**Material for the task:**
-------
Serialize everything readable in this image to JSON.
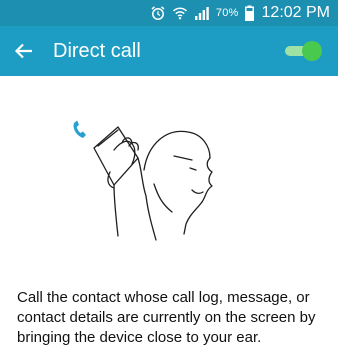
{
  "status_bar": {
    "alarm_icon": "alarm-icon",
    "wifi_icon": "wifi-icon",
    "signal_icon": "signal-icon",
    "battery_percent": "70%",
    "battery_icon": "battery-icon",
    "time": "12:02 PM"
  },
  "app_bar": {
    "back_icon": "arrow-left-icon",
    "title": "Direct call",
    "toggle_state": "on"
  },
  "content": {
    "illustration": "phone-to-ear-illustration",
    "description": "Call the contact whose call log, message, or contact details are currently on the screen by bringing the device close to your ear."
  },
  "colors": {
    "status_bar": "#1d8fb0",
    "app_bar": "#1d9dc4",
    "toggle_on": "#4ac94f",
    "phone_accent": "#2a9fd0"
  }
}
-------
**Task:**
Omit the pictures and output all of the other material exactly.

**Solution below:**
Serialize everything readable in this image to JSON.
{
  "status_bar": {
    "alarm_icon": "alarm-icon",
    "wifi_icon": "wifi-icon",
    "signal_icon": "signal-icon",
    "battery_percent": "70%",
    "battery_icon": "battery-icon",
    "time": "12:02 PM"
  },
  "app_bar": {
    "back_icon": "arrow-left-icon",
    "title": "Direct call",
    "toggle_state": "on"
  },
  "content": {
    "illustration": "phone-to-ear-illustration",
    "description": "Call the contact whose call log, message, or contact details are currently on the screen by bringing the device close to your ear."
  },
  "colors": {
    "status_bar": "#1d8fb0",
    "app_bar": "#1d9dc4",
    "toggle_on": "#4ac94f",
    "phone_accent": "#2a9fd0"
  }
}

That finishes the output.